━━━ DOCUMENT EXTRACT ━━━

34.26, FYI: December 2022 Newsletter - LDC

Fri Jan 6 09:05:02 UTC 2023

LINGUIST List: Vol-34-26. Fri Jan 06 2023. ISSN: 1069 - 4875.

Subject: 34.26, FYI: December 2022 Newsletter - LDC

Moderator: Malgorzata E. Cavar, Francis Tyers (linguist at linguistlist.org)
Managing Editor: Lauren Perkins
Team: Helen Aristar-Dry, Steven Franks, Everett Green, Sarah Robinson, Joshua Sims, Jeremy Coburn, Daniel Swanson, Matthew Fort, Maria Lucero Guillen Puon, Billy Dickson
Jobs: jobs at linguistlist.org | Conferences: callconf at linguistlist.org | Pubs: pubs at linguistlist.org

Homepage: http://linguistlist.org

Please support the LL editors and operation with a donation at:
           https://funddrive.linguistlist.org/donate/

Editor for this issue: Everett Green <everett at linguistlist.org>
================================================================

Date: 
From: Membership Coordinator [ldc at ldc.upenn.edu]
Subject: December 2022 Newsletter - LDC

In this newsletter:
LDC 2023 membership discounts now available
Approaching deadline for Spring 2023 data scholarship applications
30th Anniversary Highlight: AMR
________________________________________

New publications:
CAMIO Transcription Languages
Global TIMIT Thai
Third DIHARD Challenge Evaluation

LDC 2023 membership discounts now available
Now through March 1, 2023, current 2022 members receive a 10% discount
for renewing their membership, and new or returning organizations
receive a 5% discount. Membership remains the most economical way to
access current and past LDC releases. Consult Join LDC for details on
membership options and benefits.

━━━ DATA EXCERPTS ━━━

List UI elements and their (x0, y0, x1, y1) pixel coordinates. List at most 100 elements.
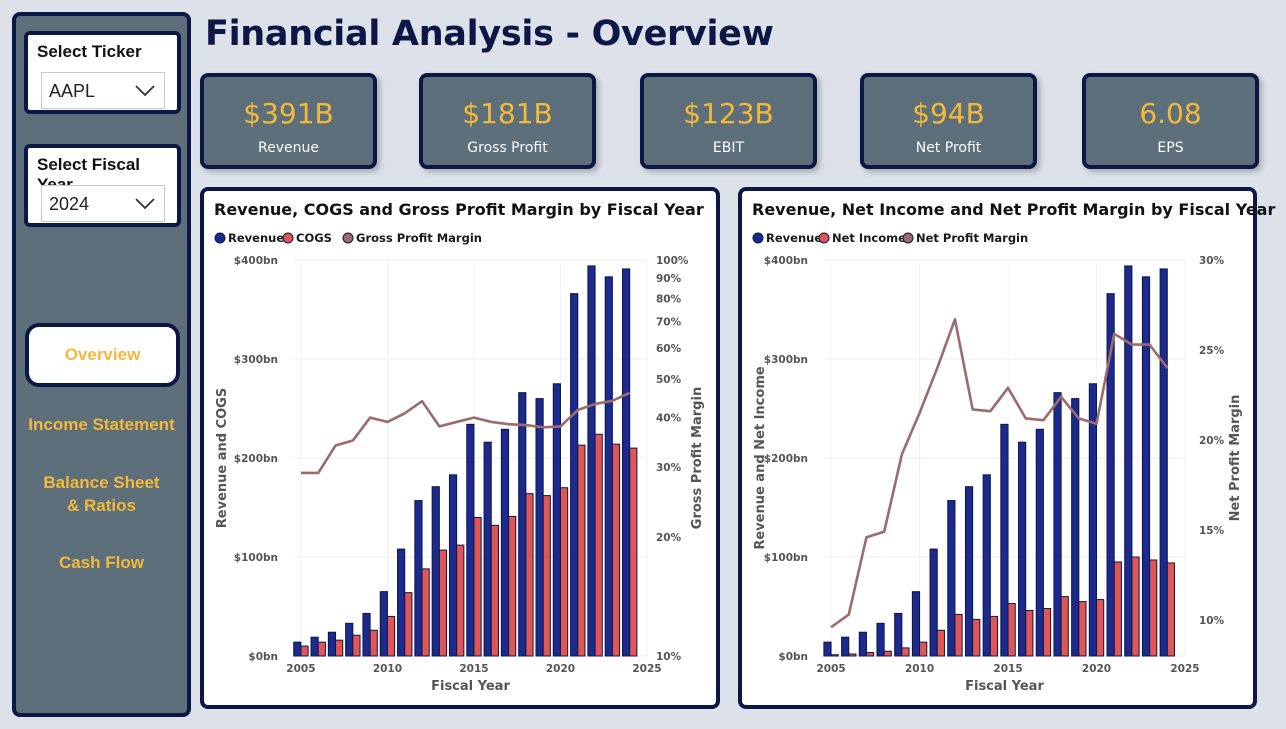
bar-revenue (518, 392, 527, 657)
bar-net-income (1060, 596, 1069, 657)
bar-cogs (559, 487, 569, 657)
bar-revenue (604, 276, 613, 657)
bar-net-income (936, 629, 945, 657)
kpi-label: EBIT (712, 140, 745, 156)
y2-tick-label: 50% (656, 374, 682, 386)
x-tick-label: 2010 (373, 663, 402, 675)
y2-tick-label: 20% (1199, 435, 1225, 447)
x-tick-label: 2020 (1082, 663, 1111, 675)
bar-cogs (438, 549, 448, 657)
legend-marker (342, 232, 354, 244)
y2-tick-label: 60% (656, 343, 682, 355)
nav-income-statement[interactable]: Income Statement (28, 415, 175, 434)
bar-net-income (865, 652, 875, 657)
y-tick-label: $200bn (234, 453, 278, 465)
kpi-card-eps: 6.08 EPS (1082, 73, 1259, 169)
y-tick-label: $400bn (234, 255, 278, 267)
bar-cogs (404, 592, 413, 657)
bar-net-income (919, 641, 928, 657)
bar-cogs (490, 524, 499, 657)
y2-tick-label: 10% (1199, 615, 1225, 627)
bar-revenue (1159, 268, 1168, 657)
bar-revenue (448, 474, 458, 657)
chart-title: Revenue, Net Income and Net Profit Margi… (752, 200, 1276, 219)
bar-revenue (1124, 265, 1133, 657)
bar-cogs (473, 516, 482, 657)
bar-revenue (327, 631, 337, 657)
kpi-value: $94B (912, 97, 985, 130)
bar-revenue (466, 423, 475, 657)
bar-revenue (379, 591, 388, 657)
bar-net-income (1131, 556, 1140, 657)
legend-label: COGS (296, 231, 332, 245)
chart-revenue-netincome-npm: Revenue, Net Income and Net Profit Margi… (738, 187, 1275, 709)
bar-net-income (954, 613, 963, 657)
y-tick-label: $200bn (764, 453, 808, 465)
bar-revenue (1071, 398, 1080, 657)
chart-revenue-cogs-gpm: Revenue, COGS and Gross Profit Margin by… (200, 187, 720, 709)
y-tick-label: $300bn (234, 354, 278, 366)
nav-balance-sheet-ratios[interactable]: Balance Sheet & Ratios (43, 473, 160, 515)
y2-tick-label: 20% (656, 532, 682, 544)
bar-cogs (369, 629, 378, 657)
bar-cogs (421, 568, 430, 657)
bar-net-income (989, 615, 999, 657)
chevron-down-icon (135, 198, 155, 210)
kpi-card-ebit: $123B EBIT (640, 73, 817, 169)
legend-marker (818, 232, 830, 244)
bar-revenue (431, 486, 440, 657)
bar-revenue (1088, 383, 1098, 657)
y2-tick-label: 10% (656, 651, 682, 663)
bar-revenue (1141, 276, 1151, 657)
fiscal-year-dropdown[interactable]: 2024 (41, 185, 165, 222)
kpi-label: EPS (1157, 140, 1184, 156)
bar-cogs (386, 615, 396, 657)
bar-revenue (1000, 423, 1009, 657)
legend-marker (214, 232, 226, 244)
fiscal-year-slicer: Select Fiscal Year 2024 (24, 144, 181, 227)
y2-axis-title: Net Profit Margin (1228, 395, 1243, 522)
bar-revenue (929, 548, 938, 657)
bar-net-income (1078, 601, 1087, 657)
y2-tick-label: 80% (656, 293, 682, 305)
legend-marker (752, 232, 764, 244)
kpi-value: 6.08 (1139, 97, 1202, 130)
nav-overview-button[interactable]: Overview (25, 323, 180, 387)
bar-revenue (552, 383, 561, 657)
ticker-slicer-title: Select Ticker (37, 42, 142, 61)
nav-cash-flow[interactable]: Cash Flow (58, 553, 144, 572)
x-tick-label: 2005 (286, 663, 315, 675)
legend-label: Gross Profit Margin (356, 231, 482, 245)
bar-revenue (293, 641, 302, 657)
bar-net-income (1042, 607, 1052, 657)
bar-revenue (858, 631, 867, 657)
bar-revenue (570, 293, 579, 657)
kpi-card-revenue: $391B Revenue (200, 73, 377, 169)
page-title: Financial Analysis - Overview (205, 14, 774, 54)
bar-revenue (982, 474, 991, 657)
bar-revenue (310, 636, 319, 657)
bar-revenue (894, 612, 903, 657)
x-tick-label: 2010 (905, 663, 934, 675)
bar-revenue (345, 622, 354, 657)
kpi-value: $123B (683, 97, 774, 130)
chevron-down-icon (135, 85, 155, 97)
line-net-profit-margin (830, 318, 1169, 629)
ticker-dropdown[interactable]: AAPL (41, 72, 165, 109)
y2-tick-label: 30% (1199, 255, 1225, 267)
bar-revenue (362, 612, 371, 657)
kpi-label: Gross Profit (467, 140, 548, 156)
legend-label: Revenue (766, 231, 822, 245)
kpi-value: $181B (462, 97, 553, 130)
bar-revenue (964, 486, 974, 657)
x-tick-label: 2015 (993, 663, 1022, 675)
x-tick-label: 2005 (816, 663, 845, 675)
line-gross-profit-margin (300, 391, 631, 475)
bar-net-income (830, 654, 839, 657)
kpi-card-gross-profit: $181B Gross Profit (419, 73, 596, 169)
y-tick-label: $0bn (778, 651, 808, 663)
bar-revenue (1018, 441, 1027, 657)
bar-cogs (629, 447, 638, 657)
bar-revenue (876, 622, 885, 657)
y2-tick-label: 70% (656, 316, 682, 328)
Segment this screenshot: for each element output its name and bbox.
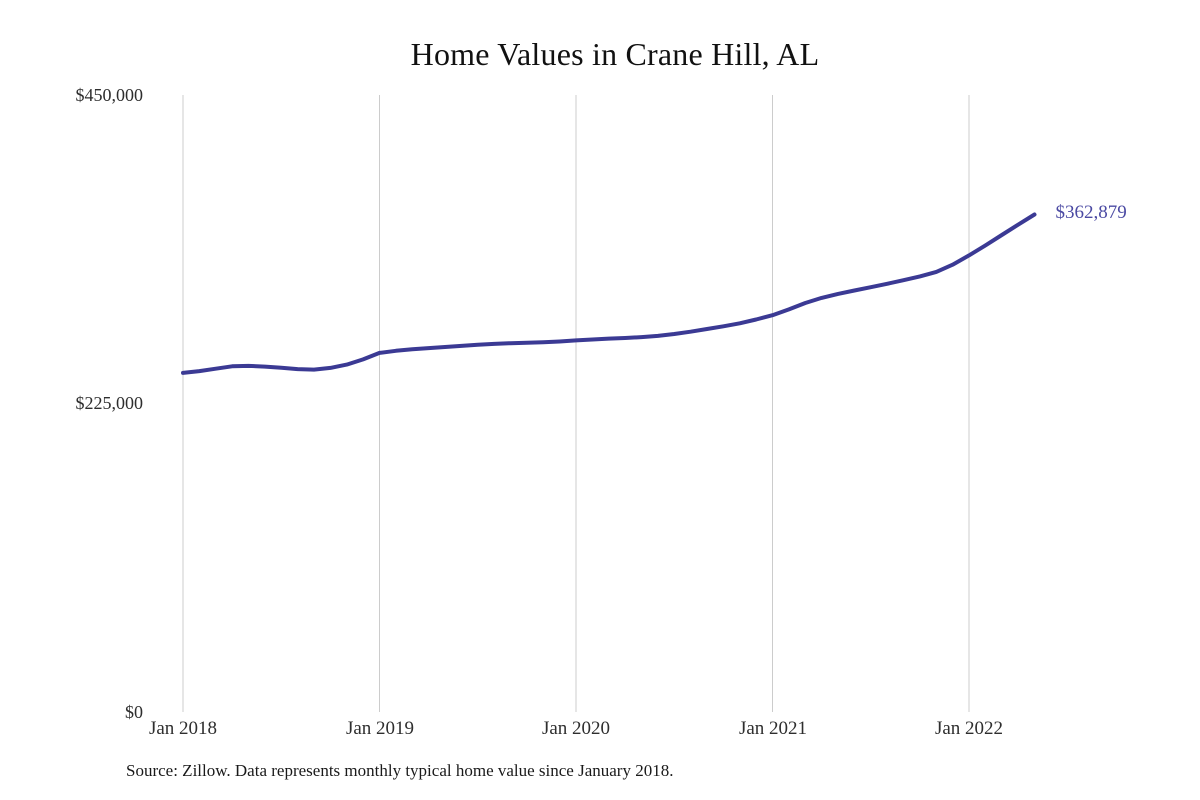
x-axis-tick-jan-2020: Jan 2020 [541,718,611,739]
x-axis-tick-jan-2019: Jan 2019 [345,718,415,739]
x-axis-tick-jan-2018: Jan 2018 [148,718,218,739]
chart-title: Home Values in Crane Hill, AL [410,36,820,72]
x-axis-tick-jan-2022: Jan 2022 [934,718,1004,739]
home-value-line [181,212,1037,375]
y-axis-tick-0: $0 [125,702,143,722]
source-note: Source: Zillow. Data represents monthly … [126,761,674,780]
x-axis-tick-jan-2021: Jan 2021 [738,718,808,739]
y-axis-tick-225000: $225,000 [75,393,144,413]
y-axis-tick-450000: $450,000 [75,85,144,105]
last-value-label: $362,879 [1055,202,1127,224]
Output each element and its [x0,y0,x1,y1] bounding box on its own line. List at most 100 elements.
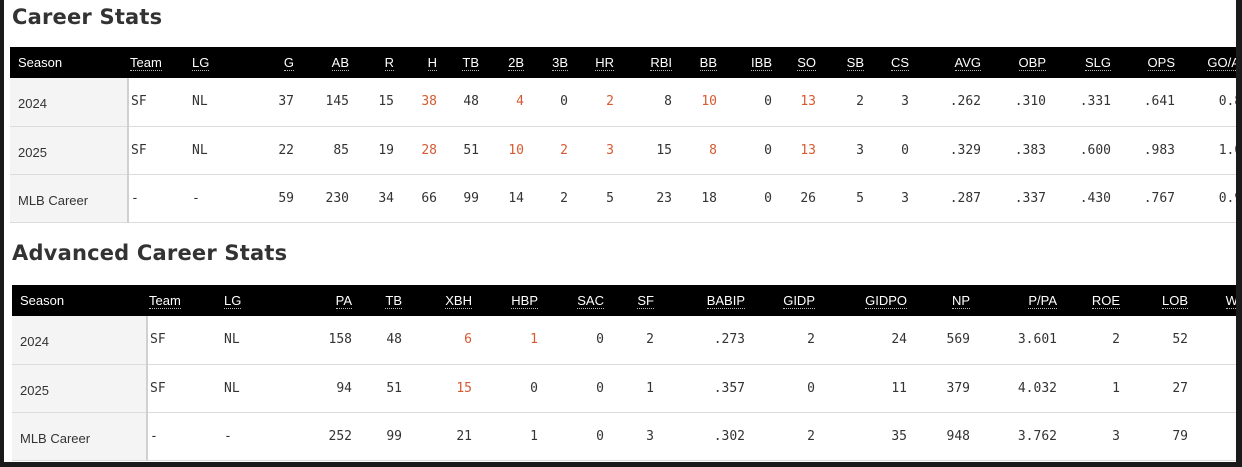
career-cell-hr[interactable]: 2 [606,94,614,110]
career-cell-obp: .383 [1014,142,1046,158]
advanced-cell-lg: NL [224,380,240,396]
career-cell-lg: NL [192,94,208,110]
advanced-header-gidpo[interactable]: GIDPO [865,293,907,309]
career-header-bb[interactable]: BB [699,55,717,71]
career-header-ops[interactable]: OPS [1147,55,1175,71]
career-cell-bb[interactable]: 10 [701,94,717,110]
advanced-header-wo[interactable]: WO [1190,285,1236,316]
career-header-2b[interactable]: 2B [508,55,524,71]
career-cell-h[interactable]: 28 [421,142,437,158]
advanced-cell-p-pa: 4.032 [1017,380,1057,396]
career-header-hr[interactable]: HR [595,55,614,71]
career-cell-so: 26 [800,190,816,206]
advanced-header-tb[interactable]: TB [385,293,402,309]
advanced-cell-np: 379 [946,380,970,396]
advanced-cell-gidp: 2 [807,332,815,348]
career-header-ab[interactable]: AB [331,55,349,71]
career-cell-2b[interactable]: 10 [508,142,524,158]
advanced-cell-xbh: 21 [456,428,472,444]
advanced-cell-lg: - [224,428,232,444]
advanced-header-sac[interactable]: SAC [577,293,604,309]
career-cell-so[interactable]: 13 [800,142,816,158]
advanced-cell-xbh[interactable]: 6 [464,332,472,348]
career-cell-go-ao: 1.05 [1218,142,1236,158]
career-cell-h: 66 [421,190,437,206]
career-cell-3b[interactable]: 2 [560,142,568,158]
career-cell-ops: .983 [1143,142,1175,158]
career-header-so[interactable]: SO [797,55,816,71]
career-cell-cs: 3 [901,190,909,206]
career-cell-tb: 51 [463,142,479,158]
career-cell-go-ao: 0.93 [1218,190,1236,206]
advanced-header-season: Season [20,293,65,308]
advanced-header-row: Season Team LG PA TB XBH HBP SAC SF BABIP GIDP GIDP… [12,285,1236,316]
career-cell-so[interactable]: 13 [800,94,816,110]
career-header-sb[interactable]: SB [846,55,864,71]
advanced-header-hbp[interactable]: HBP [511,293,538,309]
career-header-lg[interactable]: LG [192,55,210,71]
career-header-g[interactable]: G [283,55,294,71]
advanced-cell-p-pa: 3.762 [1017,428,1057,444]
career-cell-3b: 0 [560,94,568,110]
advanced-cell-sac: 0 [596,332,604,348]
advanced-header-np[interactable]: NP [951,293,970,309]
advanced-cell-season: 2025 [12,364,148,412]
career-cell-hr: 5 [606,190,614,206]
career-cell-slg: .430 [1079,190,1111,206]
career-cell-ab: 85 [333,142,349,158]
advanced-header-xbh[interactable]: XBH [445,293,472,309]
career-cell-slg: .331 [1079,94,1111,110]
advanced-cell-gidp: 2 [807,428,815,444]
career-header-go-ao[interactable]: GO/AO [1177,47,1236,78]
career-cell-h[interactable]: 38 [421,94,437,110]
advanced-cell-xbh[interactable]: 15 [456,380,472,396]
advanced-header-team[interactable]: Team [149,293,181,309]
career-cell-tb: 99 [463,190,479,206]
advanced-header-sf[interactable]: SF [637,293,654,309]
career-header-cs[interactable]: CS [890,55,909,71]
advanced-cell-team: SF [150,380,166,396]
advanced-header-gidp[interactable]: GIDP [783,293,815,309]
career-cell-hr[interactable]: 3 [606,142,614,158]
career-header-h[interactable]: H [427,55,437,71]
career-row-2024: 2024 SF NL 37 145 15 38 48 4 0 2 8 10 0 13 2 3 .262 .310 .3… [10,78,1236,126]
career-cell-2b[interactable]: 4 [516,94,524,110]
advanced-header-p-pa[interactable]: P/PA [1028,293,1057,309]
career-header-team[interactable]: Team [130,55,162,71]
career-cell-bb[interactable]: 8 [709,142,717,158]
career-header-3b[interactable]: 3B [552,55,568,71]
advanced-cell-lob: 79 [1172,428,1188,444]
advanced-cell-hbp[interactable]: 1 [530,332,538,348]
advanced-cell-wo: 0 [1190,412,1236,460]
advanced-cell-sf: 1 [646,380,654,396]
advanced-header-roe[interactable]: ROE [1091,293,1120,309]
career-header-rbi[interactable]: RBI [650,55,672,71]
advanced-cell-sac: 0 [596,380,604,396]
career-cell-2b: 14 [508,190,524,206]
advanced-cell-np: 948 [946,428,970,444]
advanced-header-lob[interactable]: LOB [1161,293,1188,309]
career-stats-table: Season Team LG G AB R H TB 2B 3B HR RBI BB IBB SO SB CS A… [10,47,1236,223]
advanced-header-lg[interactable]: LG [224,293,242,309]
career-cell-slg: .600 [1079,142,1111,158]
career-cell-ab: 230 [325,190,349,206]
career-cell-team: SF [131,94,147,110]
career-header-avg[interactable]: AVG [954,55,981,71]
advanced-cell-gidpo: 35 [891,428,907,444]
career-header-obp[interactable]: OBP [1018,55,1046,71]
career-cell-bb: 18 [701,190,717,206]
career-cell-g: 37 [278,94,294,110]
career-row-2025: 2025 SF NL 22 85 19 28 51 10 2 3 15 8 0 13 3 0 .329 .383 .6… [10,126,1236,174]
advanced-career-stats-title: Advanced Career Stats [12,241,288,265]
advanced-cell-pa: 94 [336,380,352,396]
career-header-r[interactable]: R [384,55,394,71]
career-header-tb[interactable]: TB [462,55,479,71]
career-header-slg[interactable]: SLG [1084,55,1111,71]
career-header-ibb[interactable]: IBB [751,55,772,71]
advanced-header-babip[interactable]: BABIP [706,293,745,309]
advanced-header-pa[interactable]: PA [335,293,352,309]
stats-panel: Career Stats Season Team LG G AB R H TB 2B 3B HR RB… [4,0,1236,462]
career-cell-obp: .337 [1014,190,1046,206]
advanced-cell-season: MLB Career [12,412,148,460]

━━━

EXERCISE REQUIREMENTS:
1: List every new publication that the LDC newsletter announces.
2: Please reproduce the passage of the LDC newsletter between "LINGUIST List: Vol-34-26." and "(linguist at linguistlist.org)", inclusive.
3: According to the LDC newsletter, what discount do new or returning organizations receive?
The data above has no role in this.

SOLVED PROBLEMS:
1:
CAMIO Transcription Languages
Global TIMIT Thai
Third DIHARD Challenge Evaluation

2:
LINGUIST List: Vol-34-26. Fri Jan 06 2023. ISSN: 1069 - 4875.

Subject: 34.26, FYI: December 2022 Newsletter - LDC

Moderator: Malgorzata E. Cavar, Francis Tyers (linguist at linguistlist.org)

3: A 5% discount.